___ ESTRATTO DELLA FONTE ___
Pallavolo EuroVolleyW2026 – La Turchia batte (ma soffre) la Slovenia davanti a quasi 16mila tifosi
Nel Sinan Erdem Sports Hall davanti a ben 15.628 spettatori, la Turchia, padrona di casa e campionessa in carica, ha dovuto faticare, soprattutto nei primi due set, per tenere testa a una Slovenia incredibilmente solida, le cui giocatrici non sono riuscite a mantenere lo stesso ritmo e la stessa intensità per il resto dell’incontro, spianando così la strada alla seconda vittoria della Turchia (questa volta per 3-1) in altrettanti incontri disputati finora nel Gruppo A.
La Slovenia, ad inizio gara, non ha mostrato timore e si è addirittura portata in vantaggio per 7-4, vantaggio però annullato da Melissa Vargas mentre la giocatrice cubana si trovava dietro la linea di battuta. Le vincitrici della medaglia d’argento nella European League di quest’anno hanno continuato a spingere, mantenendo la parità con le avversarie fino al 18 pari. A questo punto, la classe e l’esperienza delle padrone di casa sono emerse con forza, conquistando sette dei successivi undici punti: il set è stato chiuso da Ilkin Aydin e Vargas ha registrato un impressionante bottino personale di sette punti, tra cui un ace.
___ DATI ESTRATTI ___
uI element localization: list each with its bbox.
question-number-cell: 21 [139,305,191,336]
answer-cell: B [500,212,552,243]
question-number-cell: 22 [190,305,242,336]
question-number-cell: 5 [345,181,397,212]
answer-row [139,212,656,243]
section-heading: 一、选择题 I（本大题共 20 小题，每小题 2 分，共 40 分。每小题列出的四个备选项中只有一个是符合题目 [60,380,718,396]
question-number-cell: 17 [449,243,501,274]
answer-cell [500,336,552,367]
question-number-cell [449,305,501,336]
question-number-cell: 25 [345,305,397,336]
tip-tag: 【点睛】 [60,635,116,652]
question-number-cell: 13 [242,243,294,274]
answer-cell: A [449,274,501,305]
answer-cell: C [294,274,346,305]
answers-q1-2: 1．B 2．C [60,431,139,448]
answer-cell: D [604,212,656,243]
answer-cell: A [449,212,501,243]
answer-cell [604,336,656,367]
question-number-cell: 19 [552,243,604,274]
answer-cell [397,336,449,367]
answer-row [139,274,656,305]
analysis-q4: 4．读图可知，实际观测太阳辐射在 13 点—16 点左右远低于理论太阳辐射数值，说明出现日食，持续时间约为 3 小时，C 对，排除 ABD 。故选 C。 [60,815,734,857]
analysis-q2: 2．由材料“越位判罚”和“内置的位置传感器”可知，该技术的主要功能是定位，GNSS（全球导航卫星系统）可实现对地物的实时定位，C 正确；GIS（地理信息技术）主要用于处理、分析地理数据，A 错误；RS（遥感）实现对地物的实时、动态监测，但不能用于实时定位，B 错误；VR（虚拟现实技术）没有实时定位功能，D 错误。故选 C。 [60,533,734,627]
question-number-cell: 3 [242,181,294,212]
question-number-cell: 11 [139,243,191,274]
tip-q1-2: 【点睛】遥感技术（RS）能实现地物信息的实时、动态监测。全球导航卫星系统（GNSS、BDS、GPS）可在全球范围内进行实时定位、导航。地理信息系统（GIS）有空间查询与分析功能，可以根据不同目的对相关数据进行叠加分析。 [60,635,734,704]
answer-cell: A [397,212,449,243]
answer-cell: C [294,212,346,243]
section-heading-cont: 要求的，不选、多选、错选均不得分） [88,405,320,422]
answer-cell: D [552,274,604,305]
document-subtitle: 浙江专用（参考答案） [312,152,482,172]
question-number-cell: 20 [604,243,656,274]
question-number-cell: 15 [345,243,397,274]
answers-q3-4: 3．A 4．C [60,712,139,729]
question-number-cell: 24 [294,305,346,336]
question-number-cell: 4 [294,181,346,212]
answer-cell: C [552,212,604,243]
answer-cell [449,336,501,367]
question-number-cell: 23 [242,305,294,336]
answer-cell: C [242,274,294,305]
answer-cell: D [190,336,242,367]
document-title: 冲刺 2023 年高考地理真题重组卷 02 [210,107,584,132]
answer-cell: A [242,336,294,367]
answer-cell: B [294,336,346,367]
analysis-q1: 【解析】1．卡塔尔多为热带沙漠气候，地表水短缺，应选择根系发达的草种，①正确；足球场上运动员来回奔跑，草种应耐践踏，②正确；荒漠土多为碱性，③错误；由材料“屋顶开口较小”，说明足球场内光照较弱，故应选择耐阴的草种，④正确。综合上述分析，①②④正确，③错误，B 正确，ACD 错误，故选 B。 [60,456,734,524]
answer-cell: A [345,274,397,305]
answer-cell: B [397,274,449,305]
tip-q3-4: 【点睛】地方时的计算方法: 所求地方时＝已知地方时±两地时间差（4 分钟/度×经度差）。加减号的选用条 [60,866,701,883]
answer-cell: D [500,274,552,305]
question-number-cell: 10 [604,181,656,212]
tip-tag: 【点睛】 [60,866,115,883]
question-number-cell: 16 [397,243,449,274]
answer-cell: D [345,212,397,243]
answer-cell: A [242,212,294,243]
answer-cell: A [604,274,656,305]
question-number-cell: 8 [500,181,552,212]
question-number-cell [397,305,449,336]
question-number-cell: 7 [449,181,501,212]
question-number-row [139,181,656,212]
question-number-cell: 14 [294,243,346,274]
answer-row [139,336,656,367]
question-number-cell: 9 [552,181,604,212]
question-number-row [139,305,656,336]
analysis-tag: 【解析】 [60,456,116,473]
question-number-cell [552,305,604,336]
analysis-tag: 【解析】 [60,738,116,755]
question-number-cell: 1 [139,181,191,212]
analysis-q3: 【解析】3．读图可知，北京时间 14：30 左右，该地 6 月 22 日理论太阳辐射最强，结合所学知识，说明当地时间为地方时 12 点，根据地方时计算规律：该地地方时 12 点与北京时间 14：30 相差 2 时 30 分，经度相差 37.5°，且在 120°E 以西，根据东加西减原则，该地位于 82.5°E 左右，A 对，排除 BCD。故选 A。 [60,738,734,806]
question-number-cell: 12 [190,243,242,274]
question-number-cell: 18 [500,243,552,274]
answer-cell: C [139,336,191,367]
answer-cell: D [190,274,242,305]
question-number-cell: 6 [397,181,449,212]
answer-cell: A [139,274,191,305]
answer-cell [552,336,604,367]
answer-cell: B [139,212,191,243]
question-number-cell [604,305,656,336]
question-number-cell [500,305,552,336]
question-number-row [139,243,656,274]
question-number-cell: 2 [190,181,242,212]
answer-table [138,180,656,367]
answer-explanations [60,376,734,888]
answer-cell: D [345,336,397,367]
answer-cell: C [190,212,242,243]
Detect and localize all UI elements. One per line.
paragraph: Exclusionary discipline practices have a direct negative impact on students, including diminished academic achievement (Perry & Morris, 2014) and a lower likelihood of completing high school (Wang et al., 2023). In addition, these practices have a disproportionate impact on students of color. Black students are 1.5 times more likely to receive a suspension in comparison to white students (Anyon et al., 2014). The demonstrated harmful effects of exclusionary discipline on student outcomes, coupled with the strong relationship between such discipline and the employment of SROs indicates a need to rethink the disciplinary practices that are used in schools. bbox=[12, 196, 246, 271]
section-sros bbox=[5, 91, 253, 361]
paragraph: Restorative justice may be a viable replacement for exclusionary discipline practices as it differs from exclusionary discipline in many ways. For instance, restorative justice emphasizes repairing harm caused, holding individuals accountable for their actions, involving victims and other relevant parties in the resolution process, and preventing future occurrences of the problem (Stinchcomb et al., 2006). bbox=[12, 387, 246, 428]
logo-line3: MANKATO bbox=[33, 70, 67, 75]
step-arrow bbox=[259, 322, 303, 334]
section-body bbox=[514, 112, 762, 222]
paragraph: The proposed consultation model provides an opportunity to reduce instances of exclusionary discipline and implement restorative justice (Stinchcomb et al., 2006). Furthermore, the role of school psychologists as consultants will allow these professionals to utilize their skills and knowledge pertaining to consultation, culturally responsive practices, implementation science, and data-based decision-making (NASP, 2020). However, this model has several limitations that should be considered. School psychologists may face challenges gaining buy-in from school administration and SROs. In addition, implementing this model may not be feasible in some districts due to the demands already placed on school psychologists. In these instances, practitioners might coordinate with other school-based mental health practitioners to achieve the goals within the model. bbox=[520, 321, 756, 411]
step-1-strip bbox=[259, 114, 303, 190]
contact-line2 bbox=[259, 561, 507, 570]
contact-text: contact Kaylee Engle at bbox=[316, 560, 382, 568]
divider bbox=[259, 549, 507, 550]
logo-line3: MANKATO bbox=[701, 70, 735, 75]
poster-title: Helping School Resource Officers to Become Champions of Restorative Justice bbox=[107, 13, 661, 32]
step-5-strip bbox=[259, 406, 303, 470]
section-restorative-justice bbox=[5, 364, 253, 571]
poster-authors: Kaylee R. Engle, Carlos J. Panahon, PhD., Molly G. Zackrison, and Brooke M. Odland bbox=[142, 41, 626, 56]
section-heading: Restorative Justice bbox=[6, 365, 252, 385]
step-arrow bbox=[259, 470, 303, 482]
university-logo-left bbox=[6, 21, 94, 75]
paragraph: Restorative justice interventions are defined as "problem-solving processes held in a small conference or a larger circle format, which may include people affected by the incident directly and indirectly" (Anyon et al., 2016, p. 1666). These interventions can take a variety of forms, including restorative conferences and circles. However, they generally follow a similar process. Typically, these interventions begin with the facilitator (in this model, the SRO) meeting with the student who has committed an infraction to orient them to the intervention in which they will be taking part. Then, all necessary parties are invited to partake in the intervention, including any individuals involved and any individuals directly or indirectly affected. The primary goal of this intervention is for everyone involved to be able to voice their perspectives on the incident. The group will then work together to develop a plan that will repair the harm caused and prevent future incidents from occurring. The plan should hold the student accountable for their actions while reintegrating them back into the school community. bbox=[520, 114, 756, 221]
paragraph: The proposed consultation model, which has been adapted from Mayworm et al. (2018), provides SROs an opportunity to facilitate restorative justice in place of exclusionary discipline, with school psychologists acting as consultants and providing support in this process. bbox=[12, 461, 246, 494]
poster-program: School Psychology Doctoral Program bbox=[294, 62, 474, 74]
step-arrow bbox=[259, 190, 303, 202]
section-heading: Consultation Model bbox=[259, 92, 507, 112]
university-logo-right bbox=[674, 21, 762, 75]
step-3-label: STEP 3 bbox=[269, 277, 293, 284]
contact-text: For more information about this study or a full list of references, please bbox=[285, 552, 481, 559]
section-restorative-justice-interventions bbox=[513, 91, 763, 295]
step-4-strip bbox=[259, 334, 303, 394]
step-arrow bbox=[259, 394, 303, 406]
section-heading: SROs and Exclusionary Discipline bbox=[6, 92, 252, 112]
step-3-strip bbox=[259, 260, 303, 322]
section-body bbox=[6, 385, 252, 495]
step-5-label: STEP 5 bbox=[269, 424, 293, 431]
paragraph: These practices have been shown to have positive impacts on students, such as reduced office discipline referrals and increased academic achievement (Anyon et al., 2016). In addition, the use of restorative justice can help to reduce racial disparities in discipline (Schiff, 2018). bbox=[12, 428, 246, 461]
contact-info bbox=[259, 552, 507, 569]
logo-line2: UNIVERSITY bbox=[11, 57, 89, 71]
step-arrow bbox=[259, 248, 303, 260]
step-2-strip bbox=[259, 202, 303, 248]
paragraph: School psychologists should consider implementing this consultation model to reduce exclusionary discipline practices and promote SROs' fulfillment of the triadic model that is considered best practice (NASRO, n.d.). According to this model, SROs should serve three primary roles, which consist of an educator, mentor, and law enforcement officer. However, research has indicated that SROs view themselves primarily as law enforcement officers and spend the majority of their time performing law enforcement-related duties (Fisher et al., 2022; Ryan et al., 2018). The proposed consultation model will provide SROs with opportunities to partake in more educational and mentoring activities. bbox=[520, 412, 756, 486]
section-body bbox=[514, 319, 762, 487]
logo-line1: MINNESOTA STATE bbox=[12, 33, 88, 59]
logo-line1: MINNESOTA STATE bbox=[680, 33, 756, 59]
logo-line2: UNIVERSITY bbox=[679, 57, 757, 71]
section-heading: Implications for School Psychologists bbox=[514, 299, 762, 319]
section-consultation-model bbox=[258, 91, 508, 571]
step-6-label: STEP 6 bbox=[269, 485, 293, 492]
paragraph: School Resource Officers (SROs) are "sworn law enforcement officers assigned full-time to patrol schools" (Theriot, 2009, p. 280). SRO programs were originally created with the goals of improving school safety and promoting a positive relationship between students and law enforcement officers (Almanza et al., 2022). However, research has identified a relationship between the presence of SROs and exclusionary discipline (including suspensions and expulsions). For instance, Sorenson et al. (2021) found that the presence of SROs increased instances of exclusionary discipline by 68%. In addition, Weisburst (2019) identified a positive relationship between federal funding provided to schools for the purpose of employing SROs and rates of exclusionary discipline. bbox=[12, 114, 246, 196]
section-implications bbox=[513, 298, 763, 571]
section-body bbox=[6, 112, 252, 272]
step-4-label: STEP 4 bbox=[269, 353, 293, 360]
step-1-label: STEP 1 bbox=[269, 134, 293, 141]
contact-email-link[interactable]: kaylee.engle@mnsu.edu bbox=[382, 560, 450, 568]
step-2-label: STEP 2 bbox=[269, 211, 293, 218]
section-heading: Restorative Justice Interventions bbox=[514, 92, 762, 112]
___
CONSEGNA - Prosegua il resoconto della partita tra Turchia e Slovenia, riprendendo dopo l'ultima frase riportata.

RISPOSTA -
Con una folla immensa, tra cui alcune celebrità dello spettacolo locale, presente al loro primo incontro in assoluto agli Europei di pallavolo contro la Turchia, la Slovenia ha continuato a lottare senza sosta nel secondo set, conquistando un piccolo vantaggio (14-12) grazie a Masa Pucelj e Fatoumatta Sillah, costringendo così l’allenatore turco Daniele Santarelli a chiedere un time-out. La Slovenia ha ulteriormente incrementato il vantaggio con un ace di Sasa Planinsec (17-14), prima che un muro potente di Zehra Günes su Sillah e un errore di Nika Milosic riportassero il punteggio in parità (18-18) poco dopo. In una serie di continui capovolgimenti di fronte, la Slovenia si è riportata in vantaggio (20-18), la Turchia ha reagito ma un altro ace di Pucelj ha aperto la strada a tre set point, con Planinsec che ha zittito il pubblico rumoroso per il 25-22.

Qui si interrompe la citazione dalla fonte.